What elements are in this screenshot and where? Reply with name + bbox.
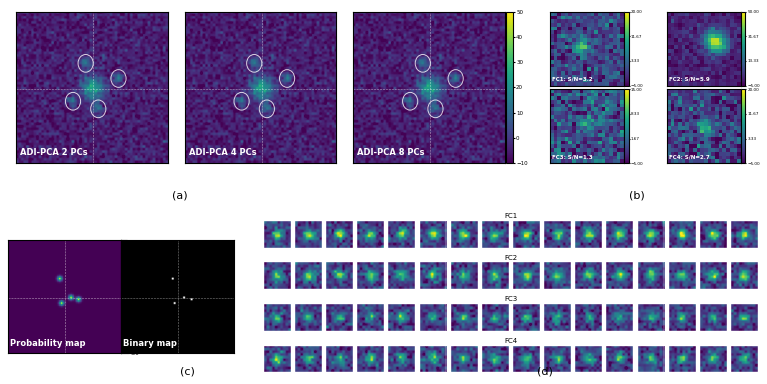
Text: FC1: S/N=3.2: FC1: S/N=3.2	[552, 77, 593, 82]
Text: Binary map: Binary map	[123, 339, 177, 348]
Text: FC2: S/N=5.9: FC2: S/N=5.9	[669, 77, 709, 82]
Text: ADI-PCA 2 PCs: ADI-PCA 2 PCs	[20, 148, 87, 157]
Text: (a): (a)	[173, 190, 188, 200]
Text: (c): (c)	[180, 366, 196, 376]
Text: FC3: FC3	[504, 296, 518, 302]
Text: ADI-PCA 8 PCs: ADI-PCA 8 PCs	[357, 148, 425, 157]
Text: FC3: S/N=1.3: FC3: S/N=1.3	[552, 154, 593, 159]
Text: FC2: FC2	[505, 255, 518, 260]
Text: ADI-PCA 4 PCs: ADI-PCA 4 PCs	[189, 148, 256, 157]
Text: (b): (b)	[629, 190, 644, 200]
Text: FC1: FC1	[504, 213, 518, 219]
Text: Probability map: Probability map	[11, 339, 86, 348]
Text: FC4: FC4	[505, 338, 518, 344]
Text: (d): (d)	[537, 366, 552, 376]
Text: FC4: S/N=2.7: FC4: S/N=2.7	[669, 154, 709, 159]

::::::

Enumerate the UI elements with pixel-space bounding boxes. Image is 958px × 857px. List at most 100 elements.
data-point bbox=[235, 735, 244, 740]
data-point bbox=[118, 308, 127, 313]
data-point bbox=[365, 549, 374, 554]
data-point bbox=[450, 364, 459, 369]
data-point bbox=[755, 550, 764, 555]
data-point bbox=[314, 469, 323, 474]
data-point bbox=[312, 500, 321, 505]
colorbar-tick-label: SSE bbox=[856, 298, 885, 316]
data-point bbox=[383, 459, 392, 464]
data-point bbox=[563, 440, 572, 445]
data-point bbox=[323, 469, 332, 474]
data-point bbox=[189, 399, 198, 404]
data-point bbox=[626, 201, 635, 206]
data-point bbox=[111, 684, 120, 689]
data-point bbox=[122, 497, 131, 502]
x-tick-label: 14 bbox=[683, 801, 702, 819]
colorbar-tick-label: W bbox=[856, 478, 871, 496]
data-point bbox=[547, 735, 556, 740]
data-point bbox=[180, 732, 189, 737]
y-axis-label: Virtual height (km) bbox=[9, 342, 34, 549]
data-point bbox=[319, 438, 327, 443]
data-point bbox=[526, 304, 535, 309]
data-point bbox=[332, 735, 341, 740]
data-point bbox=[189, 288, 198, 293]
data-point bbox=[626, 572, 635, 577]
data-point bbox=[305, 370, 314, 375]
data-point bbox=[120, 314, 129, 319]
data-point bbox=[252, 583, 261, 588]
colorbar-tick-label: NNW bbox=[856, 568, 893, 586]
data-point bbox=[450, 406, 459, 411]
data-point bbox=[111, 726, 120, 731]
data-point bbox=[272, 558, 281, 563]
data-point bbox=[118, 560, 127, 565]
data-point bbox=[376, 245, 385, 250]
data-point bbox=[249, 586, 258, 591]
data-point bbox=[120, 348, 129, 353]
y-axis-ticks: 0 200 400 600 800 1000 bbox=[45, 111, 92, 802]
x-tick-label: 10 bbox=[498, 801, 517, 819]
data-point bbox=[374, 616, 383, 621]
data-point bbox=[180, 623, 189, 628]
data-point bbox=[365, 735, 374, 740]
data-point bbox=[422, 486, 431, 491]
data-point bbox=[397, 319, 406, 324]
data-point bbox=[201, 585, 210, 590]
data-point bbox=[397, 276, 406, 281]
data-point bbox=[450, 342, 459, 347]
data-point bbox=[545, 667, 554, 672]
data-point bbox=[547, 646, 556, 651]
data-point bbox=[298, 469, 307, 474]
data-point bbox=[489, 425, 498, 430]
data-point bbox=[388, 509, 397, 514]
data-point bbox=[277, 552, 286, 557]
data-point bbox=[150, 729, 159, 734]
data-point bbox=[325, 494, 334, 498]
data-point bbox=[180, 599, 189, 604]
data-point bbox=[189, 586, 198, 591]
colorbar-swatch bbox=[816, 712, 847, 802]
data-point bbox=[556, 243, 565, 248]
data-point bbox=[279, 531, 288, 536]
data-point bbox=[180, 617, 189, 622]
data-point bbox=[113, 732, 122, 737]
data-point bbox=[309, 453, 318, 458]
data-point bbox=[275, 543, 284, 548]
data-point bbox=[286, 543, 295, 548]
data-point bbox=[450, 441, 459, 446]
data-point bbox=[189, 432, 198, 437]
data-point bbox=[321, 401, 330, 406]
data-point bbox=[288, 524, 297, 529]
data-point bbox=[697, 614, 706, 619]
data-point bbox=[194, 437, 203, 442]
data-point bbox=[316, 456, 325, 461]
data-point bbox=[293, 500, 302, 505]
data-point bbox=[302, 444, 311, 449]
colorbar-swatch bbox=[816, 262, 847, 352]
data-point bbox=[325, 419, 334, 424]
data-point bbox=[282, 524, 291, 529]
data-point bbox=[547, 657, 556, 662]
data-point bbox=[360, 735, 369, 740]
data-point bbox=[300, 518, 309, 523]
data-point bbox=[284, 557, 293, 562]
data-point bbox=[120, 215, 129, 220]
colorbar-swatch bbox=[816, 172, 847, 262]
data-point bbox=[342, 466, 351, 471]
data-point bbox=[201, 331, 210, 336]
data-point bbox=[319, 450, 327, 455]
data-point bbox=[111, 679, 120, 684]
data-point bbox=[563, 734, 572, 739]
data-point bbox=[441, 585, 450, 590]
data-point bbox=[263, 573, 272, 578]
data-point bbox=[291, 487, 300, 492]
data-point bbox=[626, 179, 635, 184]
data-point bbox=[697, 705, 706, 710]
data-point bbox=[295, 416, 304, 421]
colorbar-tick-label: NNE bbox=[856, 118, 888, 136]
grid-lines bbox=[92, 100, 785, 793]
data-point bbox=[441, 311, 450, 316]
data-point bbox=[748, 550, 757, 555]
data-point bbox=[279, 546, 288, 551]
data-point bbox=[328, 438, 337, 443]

::::::

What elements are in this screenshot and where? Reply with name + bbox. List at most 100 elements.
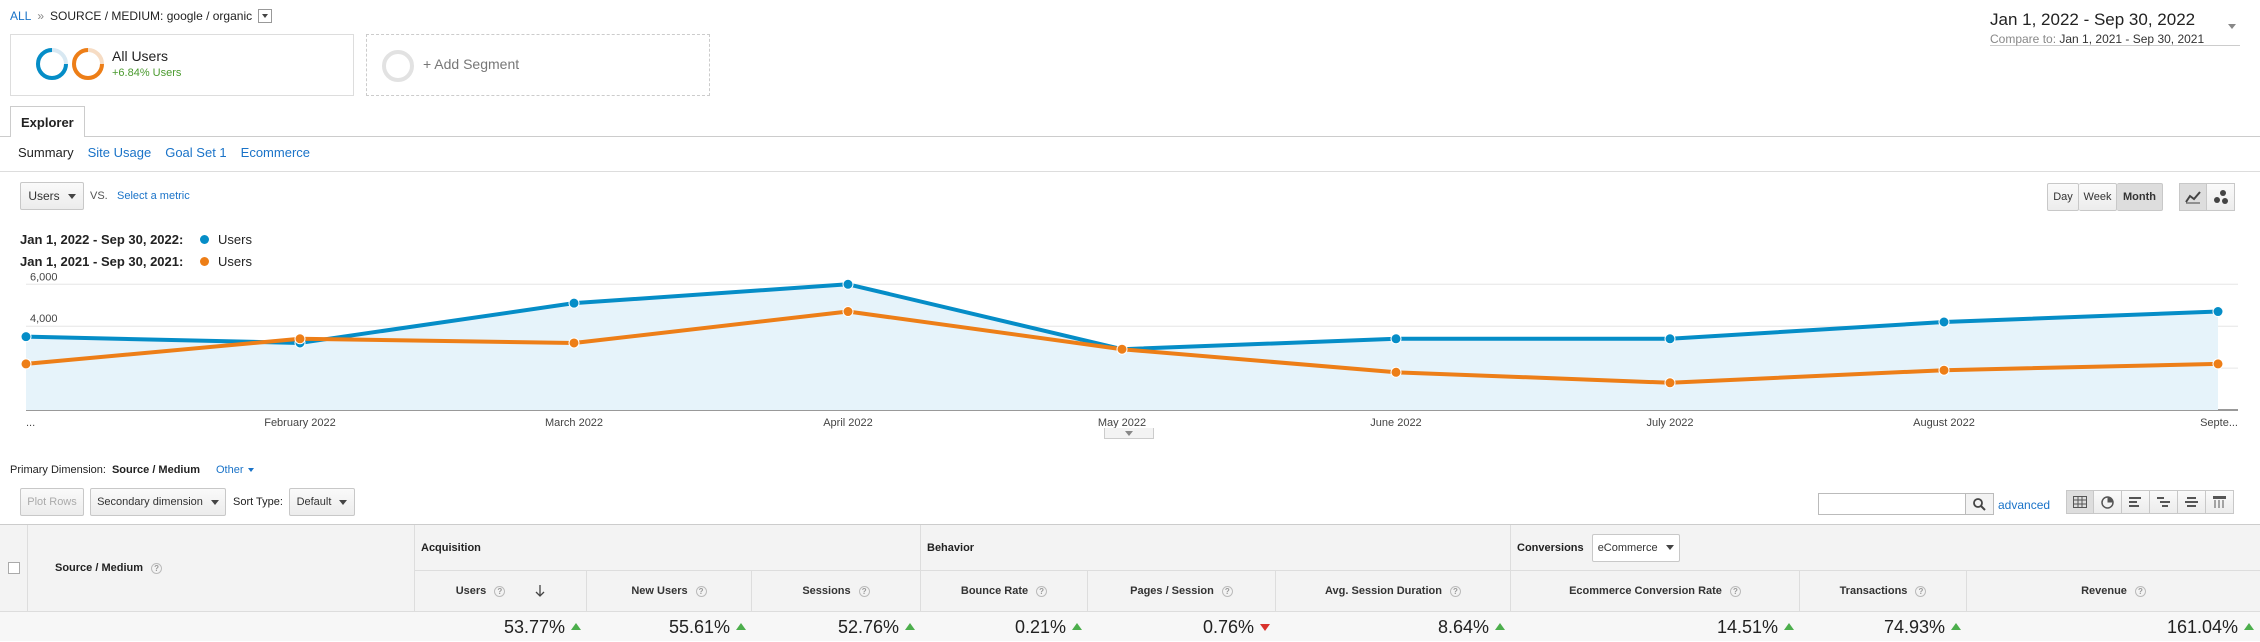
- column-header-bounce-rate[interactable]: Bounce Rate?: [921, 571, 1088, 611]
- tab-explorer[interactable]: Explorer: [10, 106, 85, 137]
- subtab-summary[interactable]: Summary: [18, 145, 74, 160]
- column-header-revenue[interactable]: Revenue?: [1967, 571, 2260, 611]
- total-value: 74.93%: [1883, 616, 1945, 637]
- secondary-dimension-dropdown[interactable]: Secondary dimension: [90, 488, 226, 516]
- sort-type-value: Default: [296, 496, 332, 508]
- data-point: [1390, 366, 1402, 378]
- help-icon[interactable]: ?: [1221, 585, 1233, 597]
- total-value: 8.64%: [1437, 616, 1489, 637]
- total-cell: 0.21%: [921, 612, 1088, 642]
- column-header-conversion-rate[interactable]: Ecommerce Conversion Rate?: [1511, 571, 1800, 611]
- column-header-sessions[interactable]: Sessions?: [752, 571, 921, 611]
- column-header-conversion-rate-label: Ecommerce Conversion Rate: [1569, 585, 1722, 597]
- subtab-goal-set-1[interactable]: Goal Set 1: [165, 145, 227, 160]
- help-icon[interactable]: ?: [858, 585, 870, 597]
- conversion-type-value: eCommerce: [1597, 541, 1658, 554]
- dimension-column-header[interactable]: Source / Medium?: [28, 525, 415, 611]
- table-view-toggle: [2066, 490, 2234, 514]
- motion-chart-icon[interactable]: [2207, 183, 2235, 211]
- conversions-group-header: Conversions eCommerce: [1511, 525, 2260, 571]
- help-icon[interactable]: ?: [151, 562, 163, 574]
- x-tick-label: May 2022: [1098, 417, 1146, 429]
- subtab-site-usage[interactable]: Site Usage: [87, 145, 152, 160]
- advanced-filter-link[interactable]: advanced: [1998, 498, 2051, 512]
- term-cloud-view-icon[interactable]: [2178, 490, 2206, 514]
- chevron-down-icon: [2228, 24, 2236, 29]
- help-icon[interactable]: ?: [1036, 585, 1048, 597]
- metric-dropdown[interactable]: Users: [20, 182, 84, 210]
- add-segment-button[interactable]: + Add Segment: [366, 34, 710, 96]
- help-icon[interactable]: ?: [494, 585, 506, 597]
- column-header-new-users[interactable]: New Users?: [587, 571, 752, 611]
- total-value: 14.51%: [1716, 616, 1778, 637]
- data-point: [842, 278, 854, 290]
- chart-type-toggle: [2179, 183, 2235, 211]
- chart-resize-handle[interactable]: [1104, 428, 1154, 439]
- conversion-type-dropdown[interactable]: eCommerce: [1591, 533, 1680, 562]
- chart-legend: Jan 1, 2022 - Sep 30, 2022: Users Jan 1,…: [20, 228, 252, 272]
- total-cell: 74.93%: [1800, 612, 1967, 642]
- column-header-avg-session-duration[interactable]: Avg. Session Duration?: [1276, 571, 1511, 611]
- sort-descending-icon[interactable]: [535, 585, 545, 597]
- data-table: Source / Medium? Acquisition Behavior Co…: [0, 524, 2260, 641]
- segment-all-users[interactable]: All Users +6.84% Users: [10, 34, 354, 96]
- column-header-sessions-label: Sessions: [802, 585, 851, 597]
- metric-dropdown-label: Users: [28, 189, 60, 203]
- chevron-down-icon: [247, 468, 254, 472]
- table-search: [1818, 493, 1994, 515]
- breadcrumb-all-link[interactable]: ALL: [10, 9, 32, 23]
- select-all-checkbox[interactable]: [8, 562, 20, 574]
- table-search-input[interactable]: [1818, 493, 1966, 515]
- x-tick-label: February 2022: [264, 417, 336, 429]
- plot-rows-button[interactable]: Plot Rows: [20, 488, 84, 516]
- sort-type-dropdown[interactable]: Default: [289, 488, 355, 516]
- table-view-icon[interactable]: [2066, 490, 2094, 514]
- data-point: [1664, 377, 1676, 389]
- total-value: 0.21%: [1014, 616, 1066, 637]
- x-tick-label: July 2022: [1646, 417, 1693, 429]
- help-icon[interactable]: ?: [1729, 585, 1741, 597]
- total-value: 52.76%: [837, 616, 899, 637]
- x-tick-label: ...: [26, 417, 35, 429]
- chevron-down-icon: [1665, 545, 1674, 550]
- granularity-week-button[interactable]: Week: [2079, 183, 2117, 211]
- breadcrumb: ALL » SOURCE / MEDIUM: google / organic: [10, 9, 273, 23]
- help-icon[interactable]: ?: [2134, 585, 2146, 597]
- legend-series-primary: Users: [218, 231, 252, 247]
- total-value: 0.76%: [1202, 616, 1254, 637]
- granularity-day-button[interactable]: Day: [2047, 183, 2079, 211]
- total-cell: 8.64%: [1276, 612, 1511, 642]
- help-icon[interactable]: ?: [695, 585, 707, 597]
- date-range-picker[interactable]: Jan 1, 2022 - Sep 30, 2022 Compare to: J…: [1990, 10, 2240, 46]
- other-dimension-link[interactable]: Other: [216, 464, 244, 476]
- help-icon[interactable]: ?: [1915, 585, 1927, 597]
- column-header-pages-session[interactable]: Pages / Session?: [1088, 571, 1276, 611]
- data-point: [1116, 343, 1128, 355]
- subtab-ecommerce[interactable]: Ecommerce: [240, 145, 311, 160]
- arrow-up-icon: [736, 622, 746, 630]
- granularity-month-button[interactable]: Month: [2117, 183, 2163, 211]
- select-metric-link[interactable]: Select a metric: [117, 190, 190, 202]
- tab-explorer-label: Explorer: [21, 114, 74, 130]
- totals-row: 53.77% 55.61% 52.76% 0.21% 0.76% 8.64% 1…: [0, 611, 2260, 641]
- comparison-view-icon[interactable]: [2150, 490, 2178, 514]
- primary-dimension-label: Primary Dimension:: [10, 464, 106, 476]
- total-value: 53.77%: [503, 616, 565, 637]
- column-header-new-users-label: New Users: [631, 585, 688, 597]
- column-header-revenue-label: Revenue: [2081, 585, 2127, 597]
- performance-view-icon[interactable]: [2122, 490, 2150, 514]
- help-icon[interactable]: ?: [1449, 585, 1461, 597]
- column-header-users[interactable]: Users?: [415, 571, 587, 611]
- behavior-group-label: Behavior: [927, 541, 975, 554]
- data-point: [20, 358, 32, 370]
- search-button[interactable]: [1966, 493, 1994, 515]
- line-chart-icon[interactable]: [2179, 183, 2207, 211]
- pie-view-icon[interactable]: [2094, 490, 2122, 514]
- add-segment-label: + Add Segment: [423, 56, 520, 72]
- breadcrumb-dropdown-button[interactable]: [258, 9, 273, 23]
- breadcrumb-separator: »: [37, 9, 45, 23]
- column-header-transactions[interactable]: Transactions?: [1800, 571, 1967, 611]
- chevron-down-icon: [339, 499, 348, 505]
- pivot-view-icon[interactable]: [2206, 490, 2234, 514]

::::::

Output the records from the line with "77, 593, 82]" up to and including the line with "154, 709, 159]" as a JSON list of strings, one string per line, leaving out any blank lines.

[
  "Text: FC1: S/N=3.2: FC1: S/N=3.2\t[552, 77, 593, 82]",
  "Text: Binary map: Binary map\t[123, 339, 177, 348]",
  "Text: FC2: S/N=5.9: FC2: S/N=5.9\t[669, 77, 709, 82]",
  "Text: ADI-PCA 2 PCs: ADI-PCA 2 PCs\t[20, 148, 87, 157]",
  "Text: (a): (a)\t[173, 190, 188, 200]",
  "Text: (c): (c)\t[180, 366, 196, 376]",
  "Text: FC3: FC3\t[504, 296, 518, 302]",
  "Text: ADI-PCA 8 PCs: ADI-PCA 8 PCs\t[357, 148, 425, 157]",
  "Text: FC3: S/N=1.3: FC3: S/N=1.3\t[552, 154, 593, 159]",
  "Text: FC2: FC2\t[505, 255, 518, 260]",
  "Text: ADI-PCA 4 PCs: ADI-PCA 4 PCs\t[189, 148, 256, 157]",
  "Text: (b): (b)\t[629, 190, 644, 200]",
  "Text: FC1: FC1\t[504, 213, 518, 219]",
  "Text: Probability map: Probability map\t[11, 339, 86, 348]",
  "Text: FC4: FC4\t[505, 338, 518, 344]",
  "Text: (d): (d)\t[537, 366, 552, 376]",
  "Text: FC4: S/N=2.7: FC4: S/N=2.7\t[669, 154, 709, 159]"
]